Problem description - In the entries below, find every line holding the string "Sports" and collect it.

Provided material -

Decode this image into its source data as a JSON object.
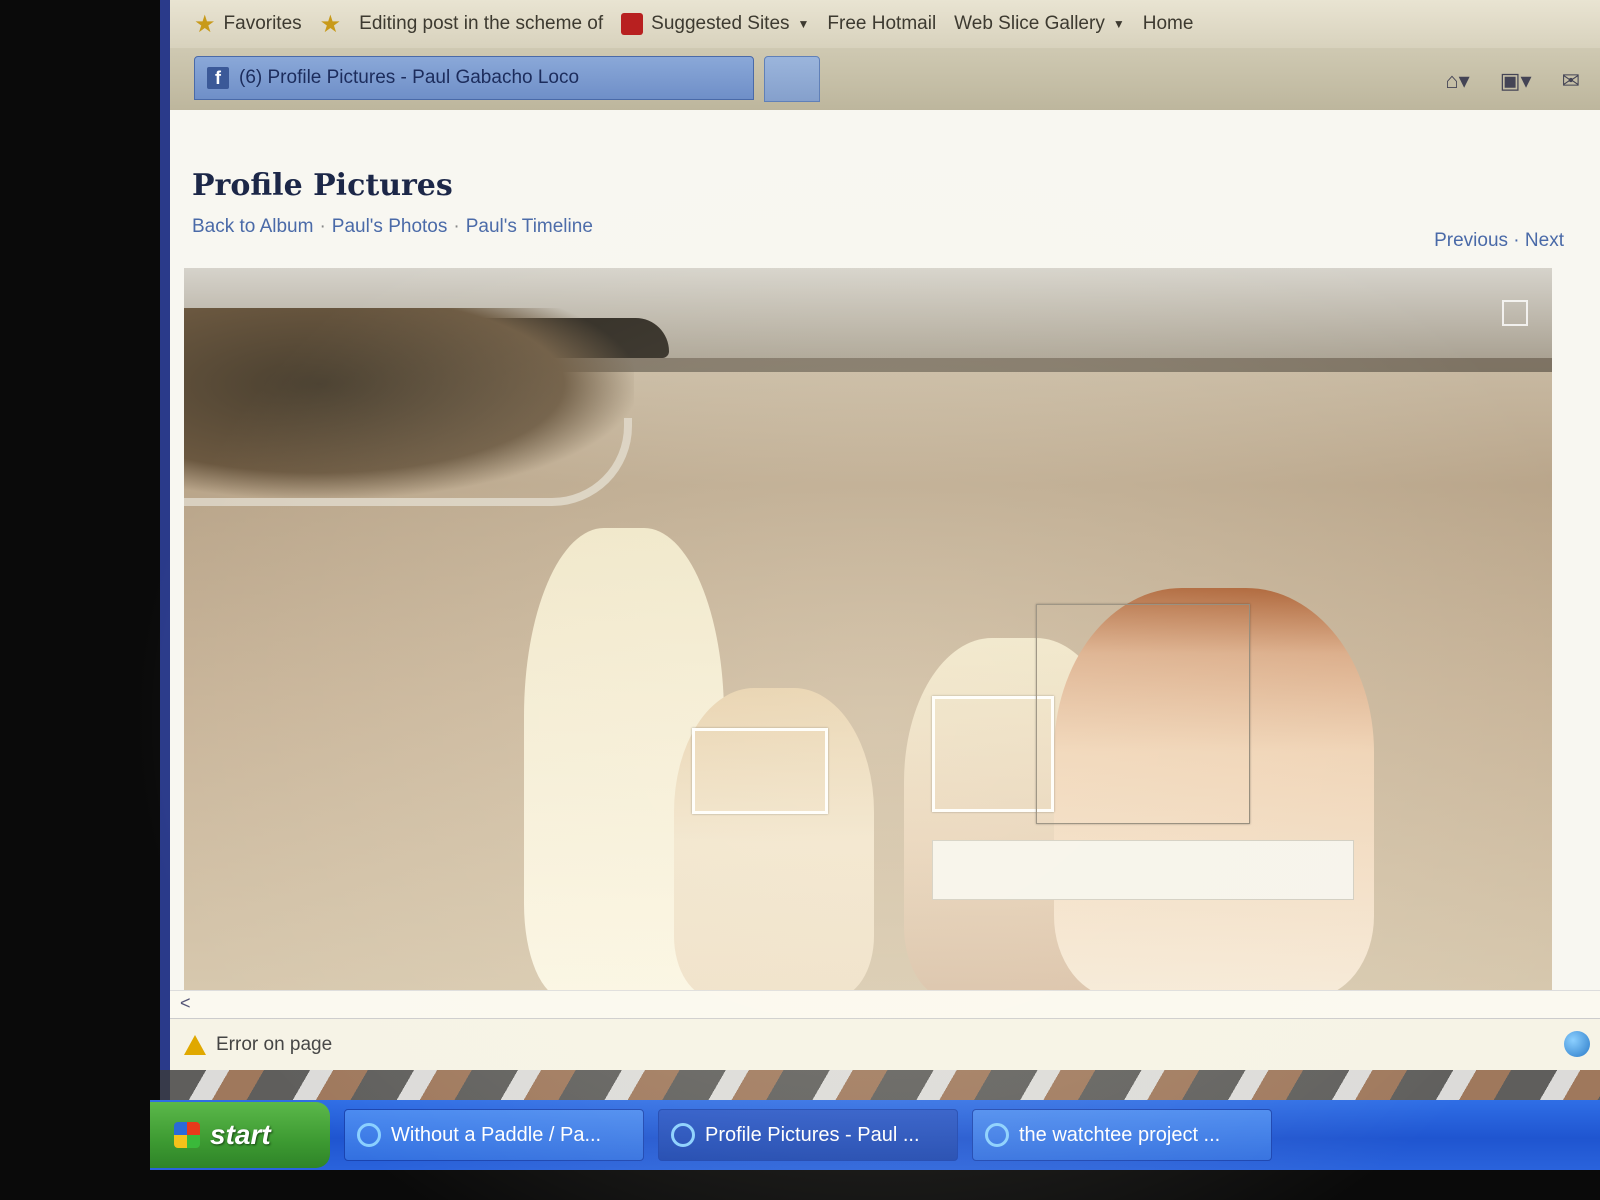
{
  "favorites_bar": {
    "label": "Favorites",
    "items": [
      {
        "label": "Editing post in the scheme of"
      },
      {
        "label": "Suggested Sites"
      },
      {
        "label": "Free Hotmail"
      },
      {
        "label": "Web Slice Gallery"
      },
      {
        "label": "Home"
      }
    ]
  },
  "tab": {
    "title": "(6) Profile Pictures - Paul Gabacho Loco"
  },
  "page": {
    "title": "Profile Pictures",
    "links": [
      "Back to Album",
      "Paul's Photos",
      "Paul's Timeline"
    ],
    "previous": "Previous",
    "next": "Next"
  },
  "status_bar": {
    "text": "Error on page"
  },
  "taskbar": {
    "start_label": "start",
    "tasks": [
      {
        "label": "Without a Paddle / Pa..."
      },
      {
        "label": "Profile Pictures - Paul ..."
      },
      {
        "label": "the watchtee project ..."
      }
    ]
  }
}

==

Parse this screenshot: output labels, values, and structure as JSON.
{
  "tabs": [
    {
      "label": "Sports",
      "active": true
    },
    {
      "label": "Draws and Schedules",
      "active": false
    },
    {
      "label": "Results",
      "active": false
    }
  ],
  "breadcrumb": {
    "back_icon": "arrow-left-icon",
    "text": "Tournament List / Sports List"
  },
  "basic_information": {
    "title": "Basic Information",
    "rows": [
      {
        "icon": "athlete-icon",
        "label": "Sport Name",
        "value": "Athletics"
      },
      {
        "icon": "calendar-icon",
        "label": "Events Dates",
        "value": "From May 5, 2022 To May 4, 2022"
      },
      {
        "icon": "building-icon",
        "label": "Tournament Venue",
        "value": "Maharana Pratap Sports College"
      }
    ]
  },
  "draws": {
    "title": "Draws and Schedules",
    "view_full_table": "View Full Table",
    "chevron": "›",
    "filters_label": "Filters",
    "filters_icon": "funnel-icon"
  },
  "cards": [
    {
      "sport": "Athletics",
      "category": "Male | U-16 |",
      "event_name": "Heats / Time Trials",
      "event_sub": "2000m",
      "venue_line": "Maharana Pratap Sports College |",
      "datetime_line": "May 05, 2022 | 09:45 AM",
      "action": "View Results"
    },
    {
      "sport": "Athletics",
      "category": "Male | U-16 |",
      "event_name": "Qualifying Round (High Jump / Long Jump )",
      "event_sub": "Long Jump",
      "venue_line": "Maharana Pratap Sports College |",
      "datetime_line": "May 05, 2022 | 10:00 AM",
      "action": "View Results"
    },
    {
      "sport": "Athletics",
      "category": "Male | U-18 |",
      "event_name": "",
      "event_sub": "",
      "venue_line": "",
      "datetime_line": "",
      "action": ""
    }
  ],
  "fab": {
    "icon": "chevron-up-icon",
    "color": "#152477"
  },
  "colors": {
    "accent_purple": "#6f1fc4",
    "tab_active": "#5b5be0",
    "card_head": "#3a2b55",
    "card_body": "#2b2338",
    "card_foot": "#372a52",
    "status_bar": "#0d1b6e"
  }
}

Solution for this task -
      "label": "Sports",
    "text": "Tournament List / Sports List"
        "value": "Maharana Pratap Sports College"
      "venue_line": "Maharana Pratap Sports College |",
      "venue_line": "Maharana Pratap Sports College |",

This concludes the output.